— What is needed —
Write out all the lines again, precisely as they stand, but without the images.

Items from a dataset
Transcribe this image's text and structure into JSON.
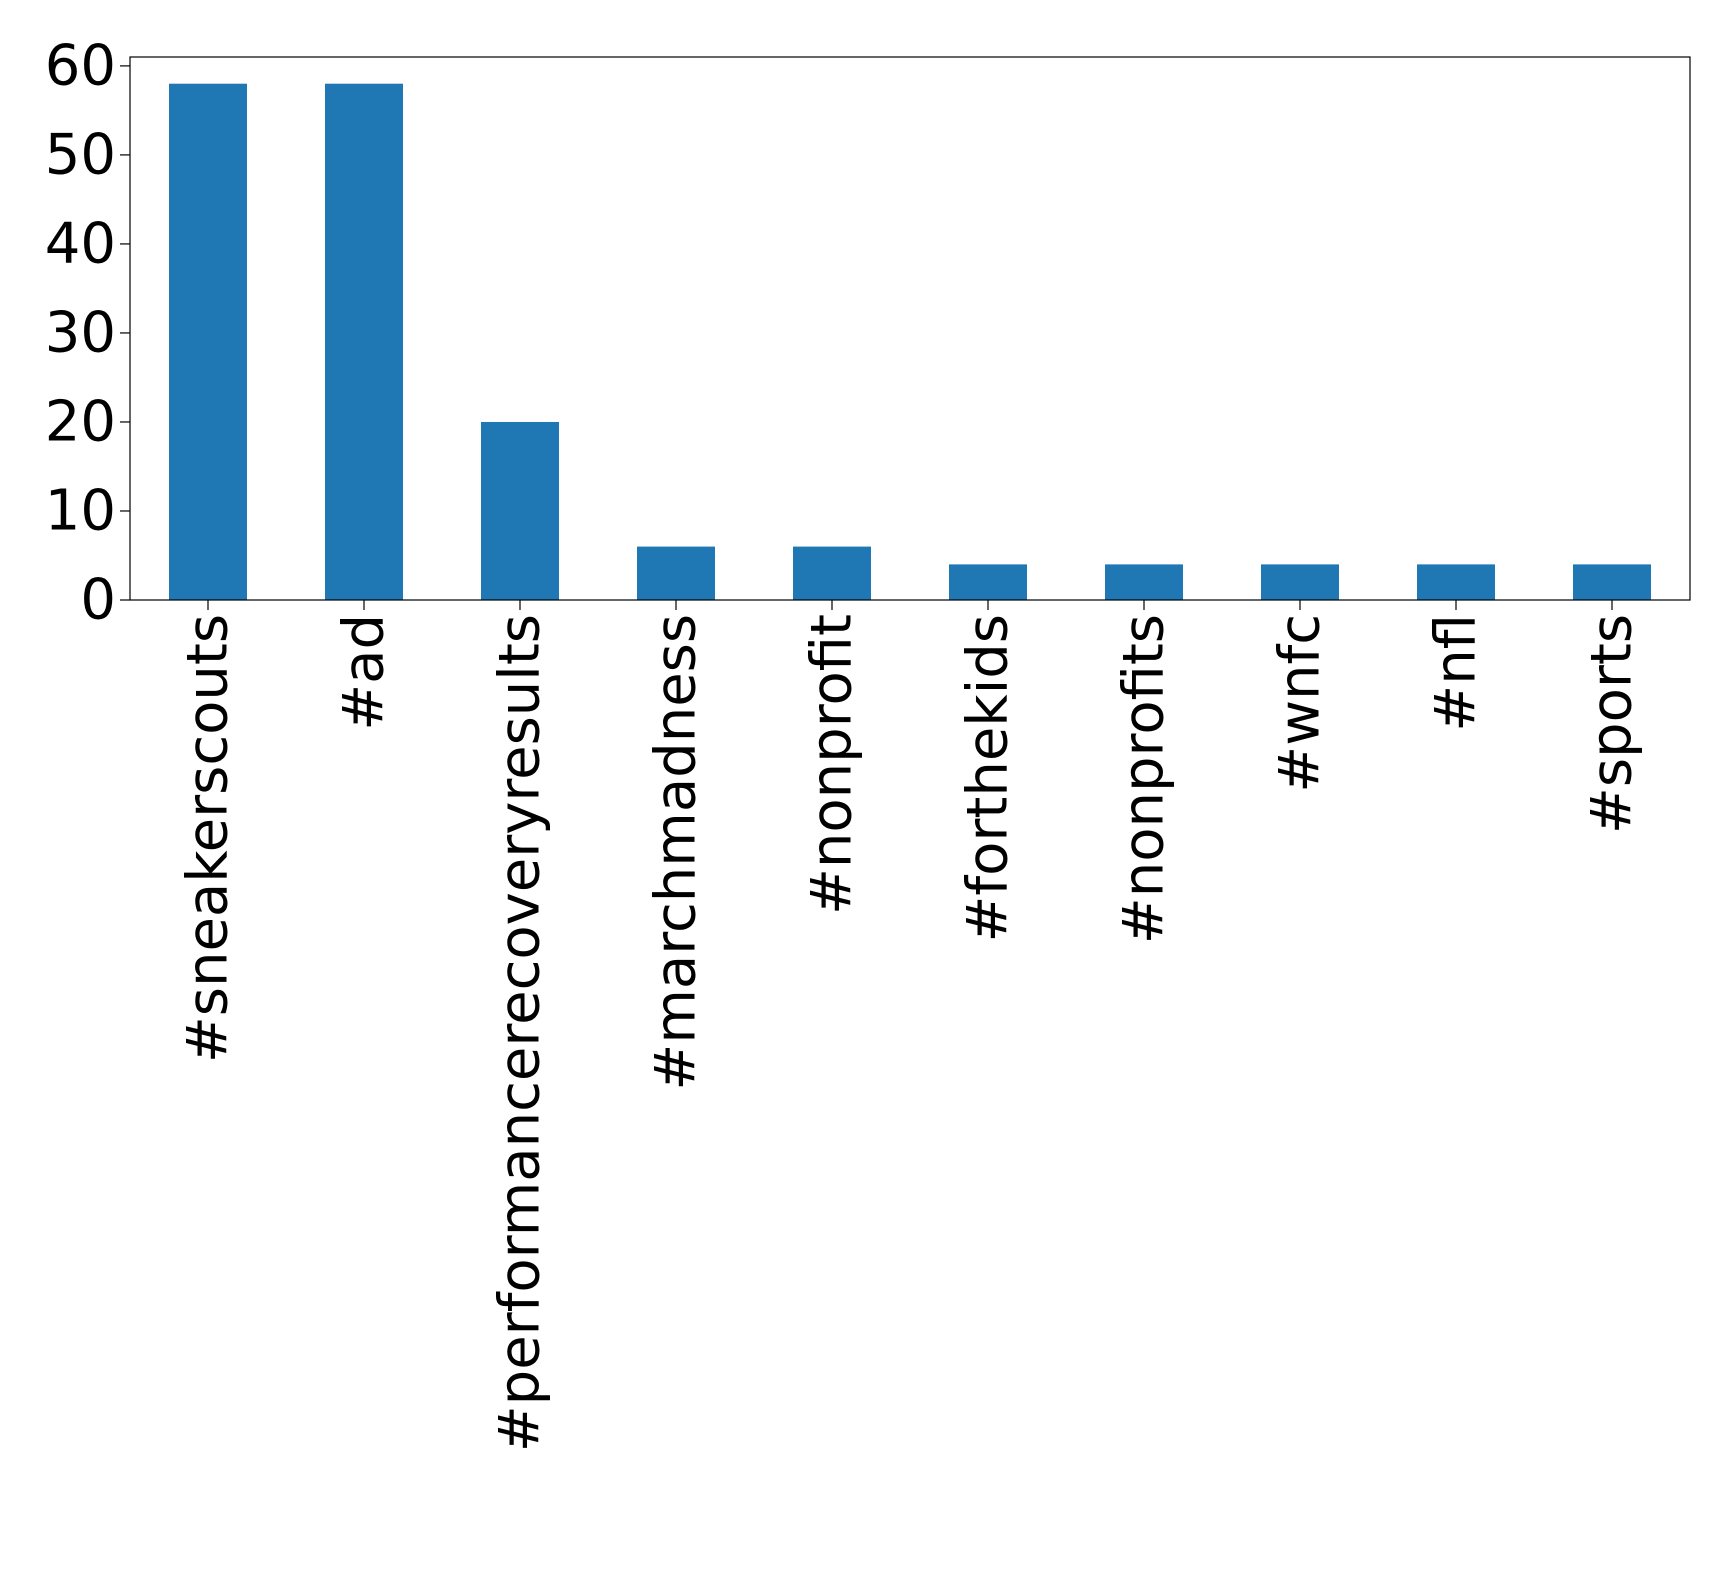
{
  "chart_data": {
    "type": "bar",
    "title": "",
    "xlabel": "",
    "ylabel": "",
    "categories": [
      "#sneakerscouts",
      "#ad",
      "#performancerecoveryresults",
      "#marchmadness",
      "#nonprofit",
      "#forthekids",
      "#nonprofits",
      "#wnfc",
      "#nfl",
      "#sports"
    ],
    "values": [
      58,
      58,
      20,
      6,
      6,
      4,
      4,
      4,
      4,
      4
    ],
    "ylim": [
      0,
      61
    ],
    "yticks": [
      0,
      10,
      20,
      30,
      40,
      50,
      60
    ],
    "grid": false,
    "legend": "none",
    "bar_color": "#1f77b4"
  }
}
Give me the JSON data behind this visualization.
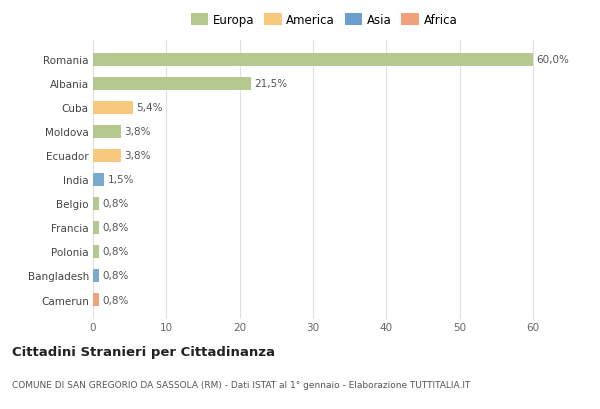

— Answer to this task —
Transcribe this image's text and structure into JSON.
{
  "chart_data": {
    "type": "bar",
    "title": "",
    "xlabel": "",
    "ylabel": "",
    "categories": [
      "#sneakerscouts",
      "#ad",
      "#performancerecoveryresults",
      "#marchmadness",
      "#nonprofit",
      "#forthekids",
      "#nonprofits",
      "#wnfc",
      "#nfl",
      "#sports"
    ],
    "values": [
      58,
      58,
      20,
      6,
      6,
      4,
      4,
      4,
      4,
      4
    ],
    "ylim": [
      0,
      61
    ],
    "yticks": [
      0,
      10,
      20,
      30,
      40,
      50,
      60
    ],
    "grid": false,
    "legend": "none",
    "bar_color": "#1f77b4"
  }
}
Give me the JSON data behind this visualization.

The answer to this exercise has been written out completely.